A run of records
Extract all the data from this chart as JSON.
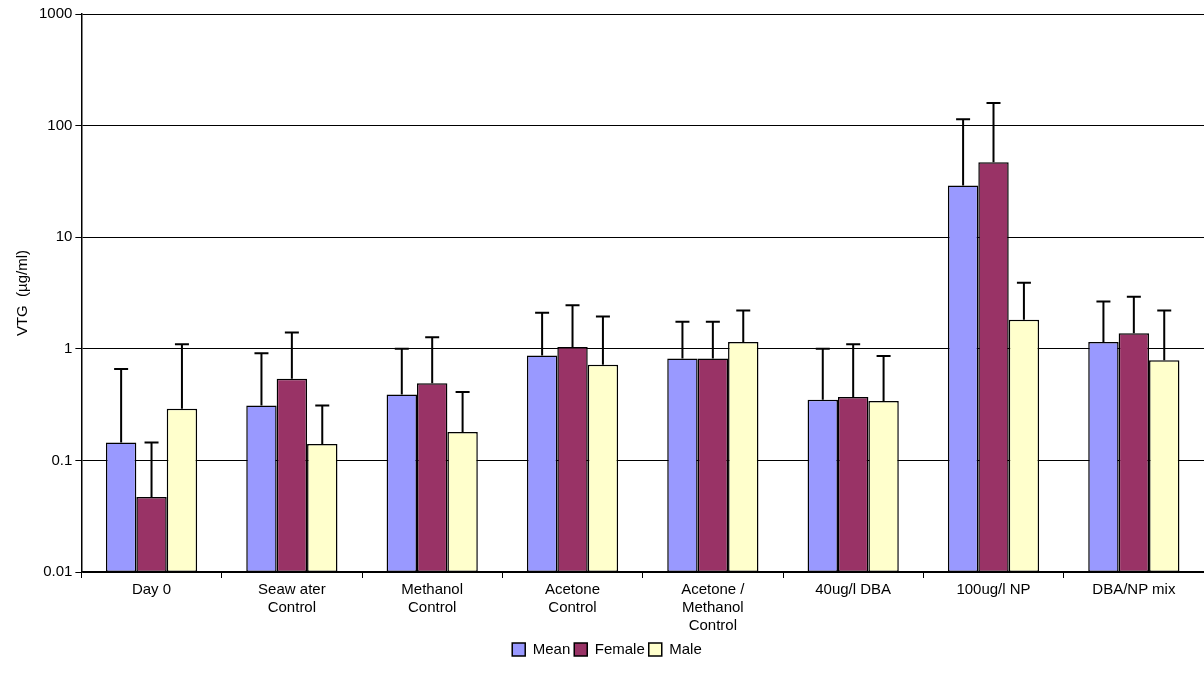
{
  "chart_data": {
    "type": "bar",
    "ylabel": "VTG  (µg/ml)",
    "categories": [
      "Day 0",
      "Seaw ater\nControl",
      "Methanol\nControl",
      "Acetone\nControl",
      "Acetone /\nMethanol\nControl",
      "40ug/l DBA",
      "100ug/l NP",
      "DBA/NP mix"
    ],
    "series": [
      {
        "name": "Mean",
        "color": "#9999ff",
        "values": [
          0.145,
          0.31,
          0.39,
          0.87,
          0.82,
          0.35,
          29,
          1.15
        ],
        "errors": [
          [
            0.145,
            0.66
          ],
          [
            0.31,
            0.91
          ],
          [
            0.39,
            1.0
          ],
          [
            0.87,
            2.1
          ],
          [
            0.82,
            1.75
          ],
          [
            0.35,
            1.0
          ],
          [
            29,
            114
          ],
          [
            1.15,
            2.66
          ]
        ]
      },
      {
        "name": "Female",
        "color": "#993366",
        "values": [
          0.047,
          0.54,
          0.49,
          1.04,
          0.82,
          0.37,
          47,
          1.38
        ],
        "errors": [
          [
            0.047,
            0.145
          ],
          [
            0.54,
            1.4
          ],
          [
            0.49,
            1.27
          ],
          [
            1.04,
            2.46
          ],
          [
            0.82,
            1.75
          ],
          [
            0.37,
            1.1
          ],
          [
            47,
            159
          ],
          [
            1.38,
            2.92
          ]
        ]
      },
      {
        "name": "Male",
        "color": "#ffffcc",
        "values": [
          0.29,
          0.14,
          0.18,
          0.72,
          1.15,
          0.34,
          1.82,
          0.79
        ],
        "errors": [
          [
            0.29,
            1.1
          ],
          [
            0.14,
            0.31
          ],
          [
            0.18,
            0.41
          ],
          [
            0.72,
            1.95
          ],
          [
            1.15,
            2.2
          ],
          [
            0.34,
            0.86
          ],
          [
            1.82,
            3.9
          ],
          [
            0.79,
            2.2
          ]
        ]
      }
    ],
    "log": true,
    "ylim": [
      0.01,
      1000
    ],
    "yticks": [
      0.01,
      0.1,
      1,
      10,
      100,
      1000
    ],
    "grid": "y",
    "legend": "bottom"
  }
}
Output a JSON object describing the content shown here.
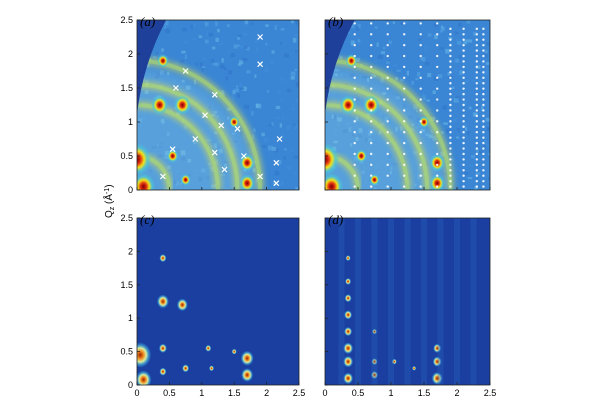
{
  "figure": {
    "ylabel": "Q",
    "ylabel_sub": "z",
    "ylabel_unit": " (Å",
    "ylabel_exp": "-1",
    "ylabel_close": ")"
  },
  "chart_data": [
    {
      "type": "heatmap",
      "panel": "a",
      "panel_label": "(a)",
      "description_key": "experimental-gisaxs-with-x-markers",
      "xlim": [
        0,
        2.5
      ],
      "ylim": [
        0,
        2.5
      ],
      "xticks": [
        "0",
        "0.5",
        "1",
        "1.5",
        "2",
        "2.5"
      ],
      "yticks": [
        "0",
        "0.5",
        "1",
        "1.5",
        "2",
        "2.5"
      ],
      "show_xticklabels": false,
      "show_yticklabels": true,
      "rings": [
        0.5,
        1.25,
        1.55,
        1.9
      ],
      "spots": [
        [
          0.0,
          0.45,
          2.2
        ],
        [
          0.1,
          0.05,
          1.8
        ],
        [
          0.35,
          1.25,
          1.3
        ],
        [
          0.4,
          1.9,
          0.9
        ],
        [
          0.7,
          1.25,
          1.3
        ],
        [
          1.7,
          0.4,
          1.2
        ],
        [
          1.7,
          0.1,
          1.2
        ],
        [
          1.5,
          1.0,
          0.8
        ],
        [
          0.55,
          0.5,
          0.9
        ],
        [
          0.75,
          0.15,
          0.8
        ]
      ],
      "markers": [
        [
          1.9,
          2.25
        ],
        [
          1.9,
          1.85
        ],
        [
          0.75,
          1.75
        ],
        [
          0.6,
          1.5
        ],
        [
          1.2,
          1.4
        ],
        [
          1.05,
          1.1
        ],
        [
          1.3,
          0.95
        ],
        [
          1.55,
          0.9
        ],
        [
          0.9,
          0.75
        ],
        [
          1.2,
          0.55
        ],
        [
          1.35,
          0.3
        ],
        [
          1.65,
          0.5
        ],
        [
          2.15,
          0.4
        ],
        [
          2.15,
          0.1
        ],
        [
          1.9,
          0.2
        ],
        [
          0.55,
          0.6
        ],
        [
          0.4,
          0.2
        ],
        [
          2.2,
          0.75
        ]
      ]
    },
    {
      "type": "heatmap",
      "panel": "b",
      "panel_label": "(b)",
      "description_key": "experimental-gisaxs-with-dot-markers",
      "xlim": [
        0,
        2.5
      ],
      "ylim": [
        0,
        2.5
      ],
      "xticks": [
        "0",
        "0.5",
        "1",
        "1.5",
        "2",
        "2.5"
      ],
      "yticks": [
        "0",
        "0.5",
        "1",
        "1.5",
        "2",
        "2.5"
      ],
      "show_xticklabels": false,
      "show_yticklabels": false,
      "rings": [
        0.5,
        1.25,
        1.55,
        1.9
      ],
      "spots": [
        [
          0.0,
          0.45,
          2.2
        ],
        [
          0.1,
          0.05,
          1.8
        ],
        [
          0.35,
          1.25,
          1.3
        ],
        [
          0.4,
          1.9,
          0.9
        ],
        [
          0.7,
          1.25,
          1.3
        ],
        [
          1.7,
          0.4,
          1.2
        ],
        [
          1.7,
          0.1,
          1.2
        ],
        [
          1.5,
          1.0,
          0.8
        ],
        [
          0.55,
          0.5,
          0.9
        ],
        [
          0.75,
          0.15,
          0.8
        ]
      ],
      "dot_columns": [
        0.45,
        0.7,
        0.95,
        1.2,
        1.45,
        1.7,
        1.9,
        2.1,
        2.3,
        2.4
      ]
    },
    {
      "type": "heatmap",
      "panel": "c",
      "panel_label": "(c)",
      "description_key": "simulated-pattern-model-1",
      "xlim": [
        0,
        2.5
      ],
      "ylim": [
        0,
        2.5
      ],
      "xticks": [
        "0",
        "0.5",
        "1",
        "1.5",
        "2",
        "2.5"
      ],
      "yticks": [
        "0",
        "0.5",
        "1",
        "1.5",
        "2",
        "2.5"
      ],
      "show_xticklabels": true,
      "show_yticklabels": true,
      "spots": [
        [
          0.05,
          0.45,
          2.2
        ],
        [
          0.1,
          0.08,
          1.6
        ],
        [
          0.4,
          1.25,
          1.2
        ],
        [
          0.4,
          1.9,
          0.7
        ],
        [
          0.4,
          0.55,
          0.8
        ],
        [
          0.7,
          1.2,
          1.1
        ],
        [
          0.75,
          0.25,
          0.7
        ],
        [
          1.1,
          0.55,
          0.6
        ],
        [
          1.7,
          0.4,
          1.3
        ],
        [
          1.7,
          0.15,
          1.2
        ],
        [
          1.5,
          0.5,
          0.5
        ],
        [
          1.15,
          0.25,
          0.5
        ],
        [
          0.4,
          0.2,
          0.7
        ]
      ]
    },
    {
      "type": "heatmap",
      "panel": "d",
      "panel_label": "(d)",
      "description_key": "simulated-pattern-model-2",
      "xlim": [
        0,
        2.5
      ],
      "ylim": [
        0,
        2.5
      ],
      "xticks": [
        "0",
        "0.5",
        "1",
        "1.5",
        "2",
        "2.5"
      ],
      "yticks": [
        "0",
        "0.5",
        "1",
        "1.5",
        "2",
        "2.5"
      ],
      "show_xticklabels": true,
      "show_yticklabels": false,
      "spots": [
        [
          0.35,
          0.1,
          1.0
        ],
        [
          0.35,
          0.35,
          1.0
        ],
        [
          0.35,
          0.55,
          1.0
        ],
        [
          0.35,
          0.8,
          0.8
        ],
        [
          0.35,
          1.05,
          0.8
        ],
        [
          0.35,
          1.3,
          0.7
        ],
        [
          0.35,
          1.55,
          0.6
        ],
        [
          0.35,
          1.9,
          0.5
        ],
        [
          0.75,
          0.15,
          0.7
        ],
        [
          0.75,
          0.35,
          0.6
        ],
        [
          0.75,
          0.8,
          0.5
        ],
        [
          1.05,
          0.35,
          0.5
        ],
        [
          1.7,
          0.1,
          1.1
        ],
        [
          1.7,
          0.35,
          0.9
        ],
        [
          1.7,
          0.55,
          0.8
        ],
        [
          1.35,
          0.25,
          0.4
        ]
      ]
    }
  ]
}
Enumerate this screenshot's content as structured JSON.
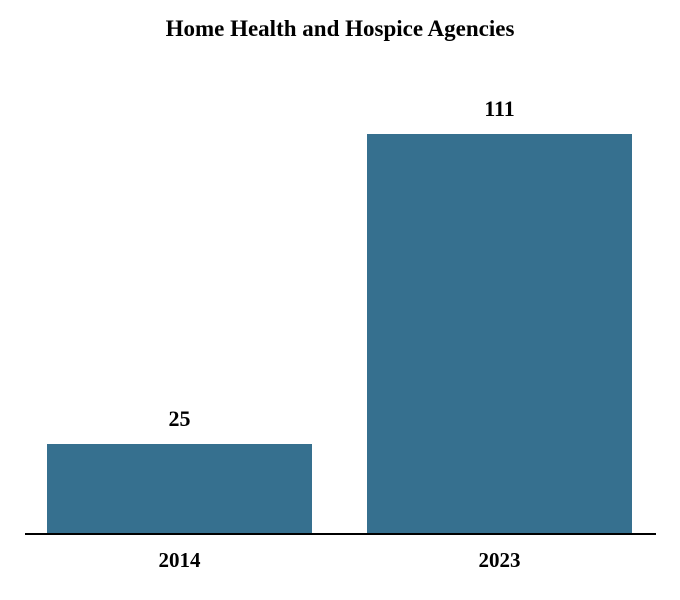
{
  "chart_data": {
    "type": "bar",
    "title": "Home Health and Hospice Agencies",
    "categories": [
      "2014",
      "2023"
    ],
    "values": [
      25,
      111
    ],
    "value_labels": [
      "25",
      "111"
    ],
    "xlabel": "",
    "ylabel": "",
    "ylim": [
      0,
      120
    ],
    "grid": false,
    "legend": "none",
    "bar_color": "#36708F",
    "axis_color": "#000000",
    "background_color": "#FFFFFF"
  }
}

STATED PROBLEM :: Find and count the lines of the data that include the string "pattern", and report that figure by itself.

REPLY TO THE TASK :: 2